[Begin Input material]

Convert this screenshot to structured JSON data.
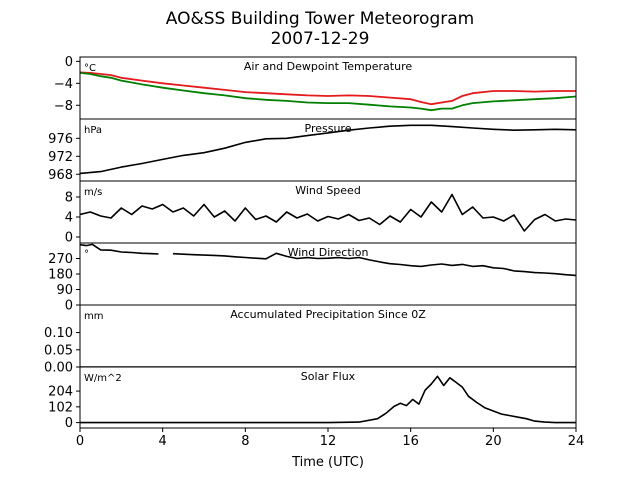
{
  "title": {
    "line1": "AO&SS Building Tower Meteorogram",
    "line2": "2007-12-29"
  },
  "colors": {
    "air_temp": "#e41a1c",
    "dewpoint": "#008000",
    "black": "#000000"
  },
  "chart_data": {
    "type": "line",
    "xlabel": "Time (UTC)",
    "xlim": [
      0,
      24
    ],
    "xticks": [
      0,
      4,
      8,
      12,
      16,
      20,
      24
    ],
    "grid": false,
    "panels": [
      {
        "key": "temperature",
        "title": "Air and Dewpoint Temperature",
        "unit": "°C",
        "ylim": [
          -10.5,
          0.8
        ],
        "yticks": [
          0,
          -4,
          -8
        ],
        "series": [
          {
            "color": "#e41a1c",
            "x": [
              0,
              0.5,
              1,
              1.5,
              2,
              3,
              4,
              5,
              6,
              7,
              8,
              9,
              10,
              11,
              12,
              13,
              14,
              15,
              16,
              16.5,
              17,
              17.5,
              18,
              18.5,
              19,
              20,
              21,
              22,
              23,
              24
            ],
            "y": [
              -2.0,
              -2.1,
              -2.3,
              -2.5,
              -3.0,
              -3.5,
              -4.0,
              -4.4,
              -4.8,
              -5.2,
              -5.6,
              -5.8,
              -6.0,
              -6.2,
              -6.3,
              -6.2,
              -6.3,
              -6.6,
              -6.9,
              -7.4,
              -7.8,
              -7.5,
              -7.2,
              -6.3,
              -5.8,
              -5.4,
              -5.4,
              -5.5,
              -5.4,
              -5.4
            ]
          },
          {
            "color": "#008000",
            "x": [
              0,
              0.5,
              1,
              1.5,
              2,
              3,
              4,
              5,
              6,
              7,
              8,
              9,
              10,
              11,
              12,
              13,
              14,
              15,
              16,
              16.5,
              17,
              17.5,
              18,
              18.5,
              19,
              20,
              21,
              22,
              23,
              24
            ],
            "y": [
              -2.1,
              -2.3,
              -2.7,
              -3.0,
              -3.5,
              -4.2,
              -4.8,
              -5.3,
              -5.8,
              -6.2,
              -6.7,
              -7.0,
              -7.2,
              -7.5,
              -7.6,
              -7.6,
              -7.9,
              -8.2,
              -8.4,
              -8.6,
              -8.9,
              -8.6,
              -8.6,
              -8.0,
              -7.6,
              -7.3,
              -7.1,
              -6.9,
              -6.7,
              -6.4
            ]
          }
        ]
      },
      {
        "key": "pressure",
        "title": "Pressure",
        "unit": "hPa",
        "ylim": [
          966.5,
          980.3
        ],
        "yticks": [
          976,
          972,
          968
        ],
        "series": [
          {
            "color": "#000000",
            "x": [
              0,
              1,
              2,
              3,
              4,
              5,
              6,
              7,
              8,
              9,
              10,
              11,
              12,
              13,
              14,
              15,
              16,
              17,
              18,
              19,
              20,
              21,
              22,
              23,
              24
            ],
            "y": [
              968.2,
              968.6,
              969.6,
              970.4,
              971.3,
              972.2,
              972.8,
              973.8,
              975.1,
              975.9,
              976.0,
              976.6,
              977.2,
              977.8,
              978.3,
              978.7,
              978.9,
              978.9,
              978.6,
              978.3,
              978.0,
              977.8,
              977.9,
              978.0,
              977.9
            ]
          }
        ]
      },
      {
        "key": "wind_speed",
        "title": "Wind Speed",
        "unit": "m/s",
        "ylim": [
          -1.2,
          11.2
        ],
        "yticks": [
          8,
          4,
          0
        ],
        "series": [
          {
            "color": "#000000",
            "x": [
              0,
              0.5,
              1,
              1.5,
              2,
              2.5,
              3,
              3.5,
              4,
              4.5,
              5,
              5.5,
              6,
              6.5,
              7,
              7.5,
              8,
              8.5,
              9,
              9.5,
              10,
              10.5,
              11,
              11.5,
              12,
              12.5,
              13,
              13.5,
              14,
              14.5,
              15,
              15.5,
              16,
              16.5,
              17,
              17.5,
              18,
              18.5,
              19,
              19.5,
              20,
              20.5,
              21,
              21.5,
              22,
              22.5,
              23,
              23.5,
              24
            ],
            "y": [
              4.5,
              5.0,
              4.2,
              3.8,
              5.8,
              4.5,
              6.2,
              5.6,
              6.5,
              5.0,
              5.8,
              4.2,
              6.5,
              4.0,
              5.2,
              3.2,
              5.8,
              3.5,
              4.2,
              3.0,
              5.0,
              3.8,
              4.6,
              3.2,
              4.1,
              3.6,
              4.5,
              3.3,
              3.8,
              2.5,
              4.2,
              3.0,
              5.5,
              4.0,
              7.0,
              5.0,
              8.5,
              4.5,
              6.0,
              3.8,
              4.0,
              3.2,
              4.4,
              1.2,
              3.5,
              4.5,
              3.2,
              3.6,
              3.4
            ]
          }
        ]
      },
      {
        "key": "wind_direction",
        "title": "Wind Direction",
        "unit": "°",
        "ylim": [
          0,
          360
        ],
        "yticks": [
          270,
          180,
          90,
          0
        ],
        "segments": [
          {
            "color": "#000000",
            "x": [
              0,
              0.3,
              0.6,
              1,
              1.5,
              2,
              2.5,
              3,
              3.5,
              3.8
            ],
            "y": [
              350,
              345,
              352,
              320,
              318,
              308,
              305,
              300,
              298,
              296
            ]
          },
          {
            "color": "#000000",
            "x": [
              4.5,
              5,
              5.5,
              6,
              6.5,
              7,
              7.5,
              8,
              8.5,
              9,
              9.5,
              10,
              10.5,
              11,
              11.5,
              12,
              12.5,
              13,
              13.5,
              14,
              14.5,
              15,
              15.5,
              16,
              16.5,
              17,
              17.5,
              18,
              18.5,
              19,
              19.5,
              20,
              20.5,
              21,
              21.5,
              22,
              22.5,
              23,
              23.5,
              24
            ],
            "y": [
              298,
              295,
              292,
              290,
              288,
              285,
              280,
              276,
              272,
              268,
              300,
              282,
              270,
              275,
              270,
              272,
              275,
              270,
              276,
              262,
              250,
              240,
              235,
              228,
              224,
              232,
              238,
              230,
              236,
              224,
              228,
              216,
              212,
              198,
              194,
              188,
              186,
              182,
              176,
              172
            ]
          }
        ]
      },
      {
        "key": "precipitation",
        "title": "Accumulated Precipitation Since 0Z",
        "unit": "mm",
        "ylim": [
          0,
          0.18
        ],
        "yticks": [
          0.1,
          0.05,
          0.0
        ],
        "ytick_labels": [
          "0.10",
          "0.05",
          "0.00"
        ],
        "series": [
          {
            "color": "#000000",
            "x": [
              0,
              24
            ],
            "y": [
              0,
              0
            ]
          }
        ]
      },
      {
        "key": "solar_flux",
        "title": "Solar Flux",
        "unit": "W/m^2",
        "ylim": [
          -35,
          360
        ],
        "yticks": [
          204,
          102,
          0
        ],
        "series": [
          {
            "color": "#000000",
            "x": [
              0,
              12,
              13.5,
              14.4,
              14.8,
              15.2,
              15.5,
              15.8,
              16.1,
              16.4,
              16.7,
              17.0,
              17.3,
              17.6,
              17.9,
              18.2,
              18.5,
              18.8,
              19.2,
              19.6,
              20.0,
              20.4,
              20.8,
              21.2,
              21.6,
              22.0,
              22.5,
              23.0,
              23.5,
              24
            ],
            "y": [
              0,
              0,
              3,
              25,
              60,
              105,
              125,
              110,
              150,
              120,
              210,
              250,
              300,
              240,
              290,
              260,
              230,
              170,
              130,
              95,
              75,
              55,
              45,
              35,
              25,
              10,
              3,
              0,
              0,
              0
            ]
          }
        ]
      }
    ]
  }
}
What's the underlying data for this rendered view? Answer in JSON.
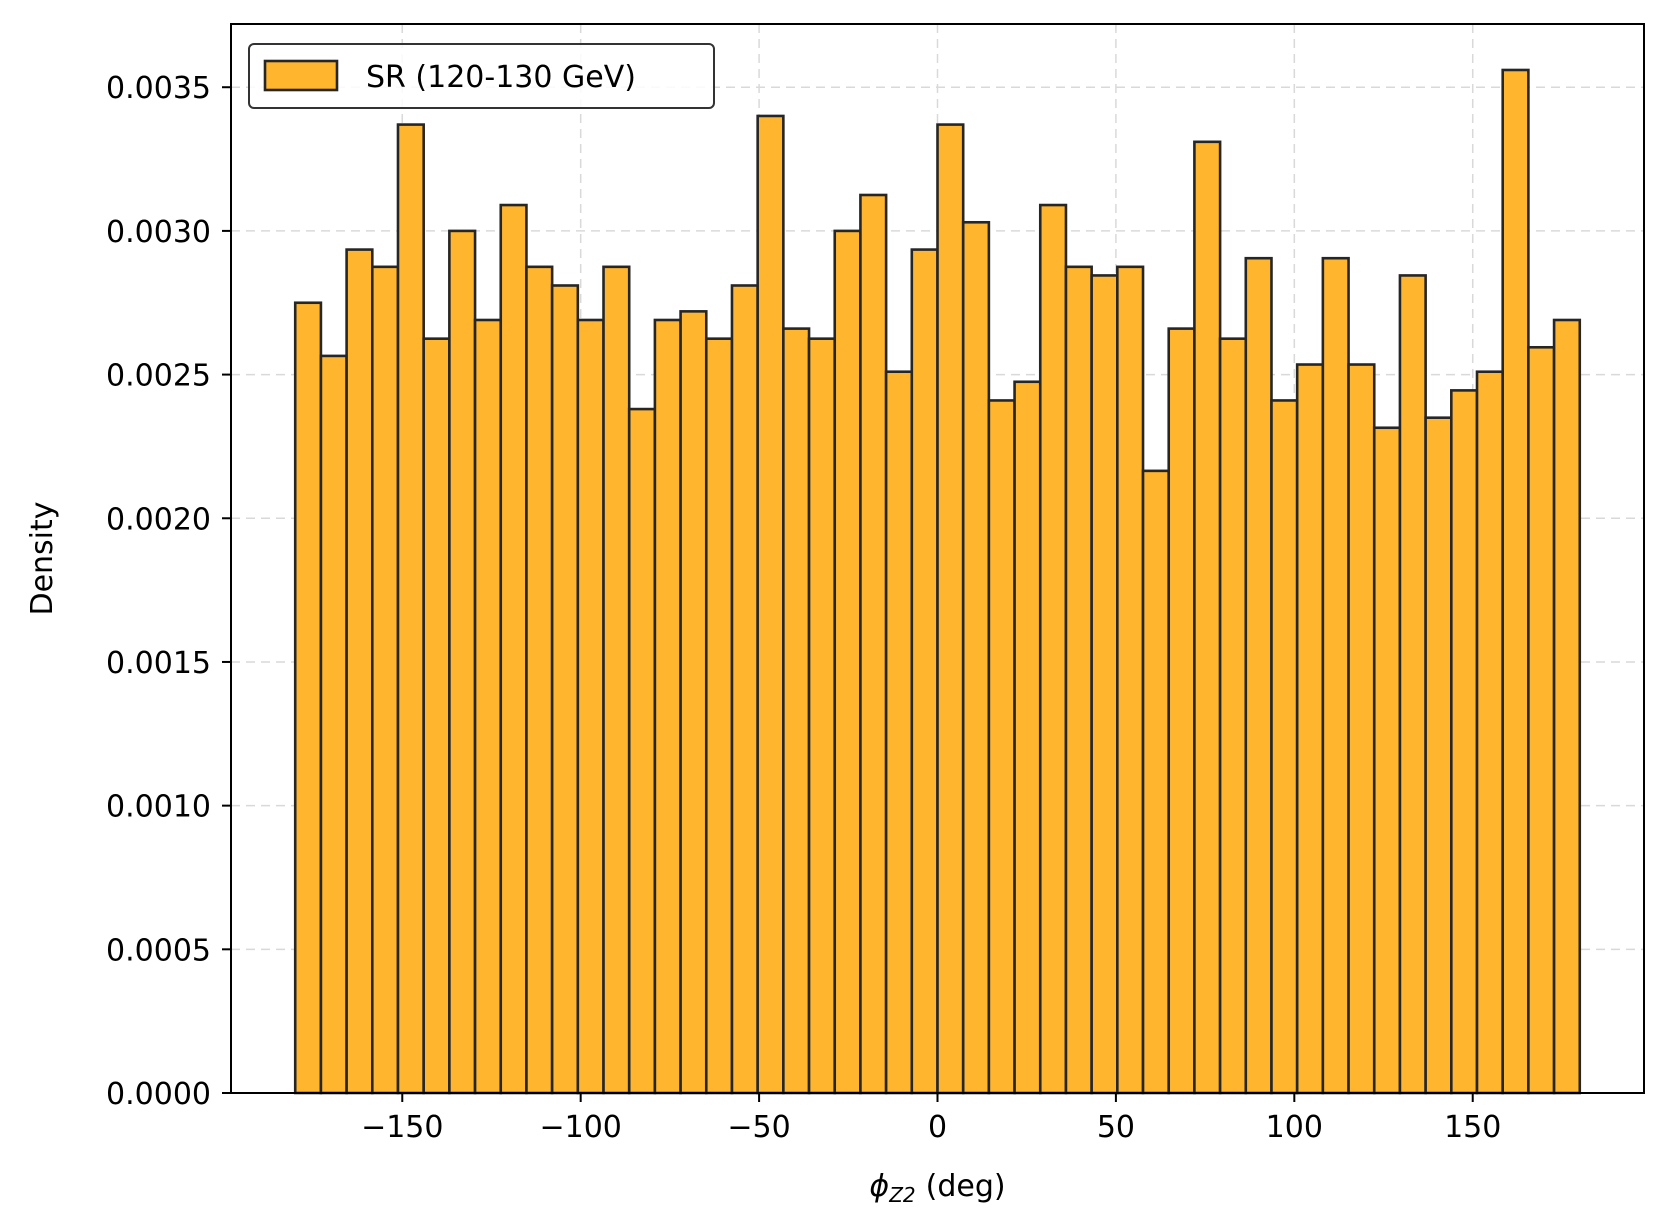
{
  "chart_data": {
    "type": "bar",
    "histogram": true,
    "xlabel": "(deg)",
    "xlabel_symbol": "ϕ",
    "xlabel_subscript": "Z2",
    "ylabel": "Density",
    "xlim": [
      -198,
      198
    ],
    "ylim": [
      0,
      0.00372
    ],
    "xticks": [
      -150,
      -100,
      -50,
      0,
      50,
      100,
      150
    ],
    "xtick_labels": [
      "−150",
      "−100",
      "−50",
      "0",
      "50",
      "100",
      "150"
    ],
    "yticks": [
      0,
      0.0005,
      0.001,
      0.0015,
      0.002,
      0.0025,
      0.003,
      0.0035
    ],
    "ytick_labels": [
      "0.0000",
      "0.0005",
      "0.0010",
      "0.0015",
      "0.0020",
      "0.0025",
      "0.0030",
      "0.0035"
    ],
    "grid": true,
    "legend_position": "top-left",
    "bin_start": -180,
    "bin_end": 180,
    "bar_color": "#ffb52e",
    "edge_color": "#262626",
    "series": [
      {
        "name": "SR (120-130 GeV)",
        "values": [
          0.00275,
          0.002565,
          0.002935,
          0.002875,
          0.00337,
          0.002625,
          0.003,
          0.00269,
          0.00309,
          0.002875,
          0.00281,
          0.00269,
          0.002875,
          0.00238,
          0.00269,
          0.00272,
          0.002625,
          0.00281,
          0.0034,
          0.00266,
          0.002625,
          0.003,
          0.003125,
          0.00251,
          0.002935,
          0.00337,
          0.00303,
          0.00241,
          0.002475,
          0.00309,
          0.002875,
          0.002845,
          0.002875,
          0.002165,
          0.00266,
          0.00331,
          0.002625,
          0.002905,
          0.00241,
          0.002535,
          0.002905,
          0.002535,
          0.002315,
          0.002845,
          0.00235,
          0.002445,
          0.00251,
          0.00356,
          0.002595,
          0.00269
        ]
      }
    ]
  }
}
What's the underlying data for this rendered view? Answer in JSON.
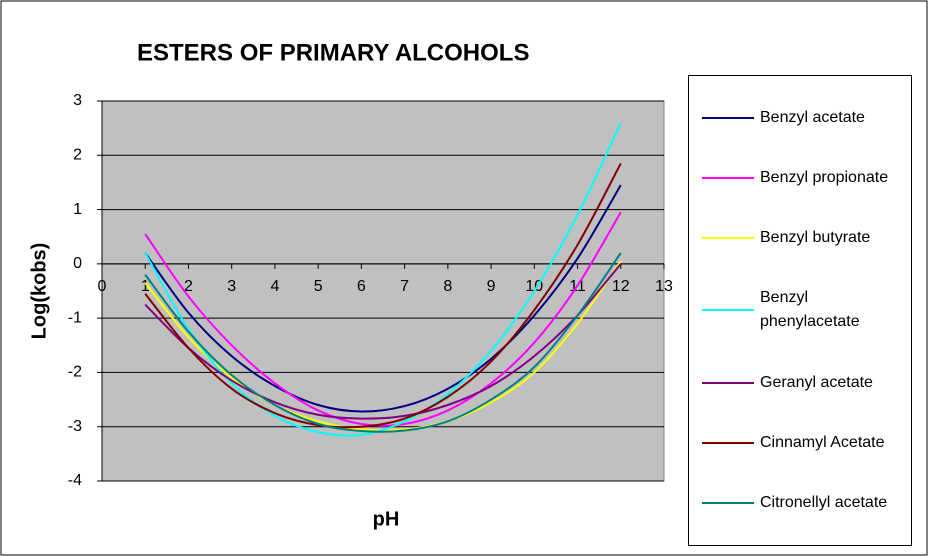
{
  "chart_data": {
    "type": "line",
    "title": "ESTERS OF PRIMARY ALCOHOLS",
    "x_label": "pH",
    "y_label": "Log(kobs)",
    "x": [
      1,
      2,
      3,
      4,
      5,
      6,
      7,
      8,
      9,
      10,
      11,
      12
    ],
    "xlim": [
      0,
      13
    ],
    "xticks": [
      0,
      1,
      2,
      3,
      4,
      5,
      6,
      7,
      8,
      9,
      10,
      11,
      12,
      13
    ],
    "ylim": [
      -4,
      3
    ],
    "yticks": [
      -4,
      -3,
      -2,
      -1,
      0,
      1,
      2,
      3
    ],
    "grid": true,
    "legend": "right",
    "series": [
      {
        "name": "Benzyl acetate",
        "color": "#000080",
        "values": [
          0.2,
          -0.9,
          -1.7,
          -2.25,
          -2.6,
          -2.72,
          -2.62,
          -2.3,
          -1.75,
          -0.95,
          0.1,
          1.45
        ]
      },
      {
        "name": "Benzyl propionate",
        "color": "#ff00ff",
        "values": [
          0.55,
          -0.6,
          -1.5,
          -2.2,
          -2.7,
          -2.95,
          -2.95,
          -2.7,
          -2.2,
          -1.45,
          -0.4,
          0.95
        ]
      },
      {
        "name": "Benzyl butyrate",
        "color": "#ffff00",
        "values": [
          -0.35,
          -1.35,
          -2.1,
          -2.6,
          -2.9,
          -3.05,
          -3.05,
          -2.9,
          -2.55,
          -2.0,
          -1.1,
          0.05
        ]
      },
      {
        "name": "Benzyl phenylacetate",
        "color": "#00ffff",
        "values": [
          0.2,
          -1.2,
          -2.2,
          -2.8,
          -3.1,
          -3.15,
          -2.9,
          -2.4,
          -1.6,
          -0.5,
          0.9,
          2.6
        ]
      },
      {
        "name": "Geranyl acetate",
        "color": "#800080",
        "values": [
          -0.75,
          -1.55,
          -2.15,
          -2.55,
          -2.78,
          -2.85,
          -2.8,
          -2.6,
          -2.25,
          -1.7,
          -0.95,
          0.0
        ]
      },
      {
        "name": "Cinnamyl Acetate",
        "color": "#800000",
        "values": [
          -0.55,
          -1.55,
          -2.3,
          -2.75,
          -2.97,
          -3.0,
          -2.85,
          -2.45,
          -1.8,
          -0.85,
          0.35,
          1.85
        ]
      },
      {
        "name": "Citronellyl acetate",
        "color": "#008080",
        "values": [
          -0.2,
          -1.25,
          -2.05,
          -2.6,
          -2.95,
          -3.08,
          -3.07,
          -2.9,
          -2.5,
          -1.9,
          -0.95,
          0.2
        ]
      }
    ]
  }
}
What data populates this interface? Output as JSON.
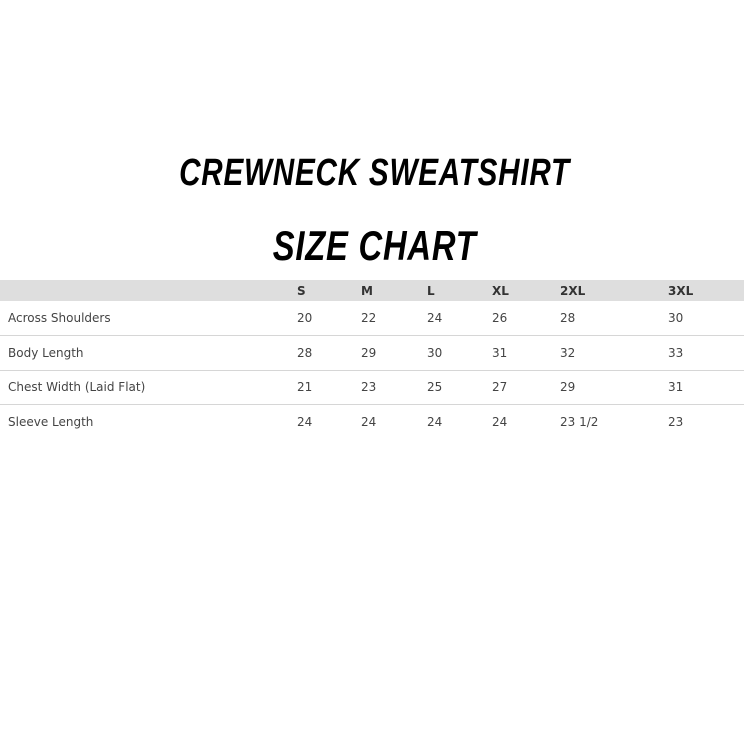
{
  "title": "CREWNECK SWEATSHIRT",
  "subtitle": "SIZE CHART",
  "table": {
    "columns": [
      "S",
      "M",
      "L",
      "XL",
      "2XL",
      "3XL"
    ],
    "rows": [
      {
        "label": "Across Shoulders",
        "values": [
          "20",
          "22",
          "24",
          "26",
          "28",
          "30"
        ]
      },
      {
        "label": "Body Length",
        "values": [
          "28",
          "29",
          "30",
          "31",
          "32",
          "33"
        ]
      },
      {
        "label": "Chest Width (Laid Flat)",
        "values": [
          "21",
          "23",
          "25",
          "27",
          "29",
          "31"
        ]
      },
      {
        "label": "Sleeve Length",
        "values": [
          "24",
          "24",
          "24",
          "24",
          "23 1/2",
          "23"
        ]
      }
    ]
  }
}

[End Input material]

Problem description: Identify which lines contain the word "Benzyl" and copy each one.

Task response:
        "name": "Benzyl acetate",
        "name": "Benzyl propionate",
        "name": "Benzyl butyrate",
        "name": "Benzyl phenylacetate",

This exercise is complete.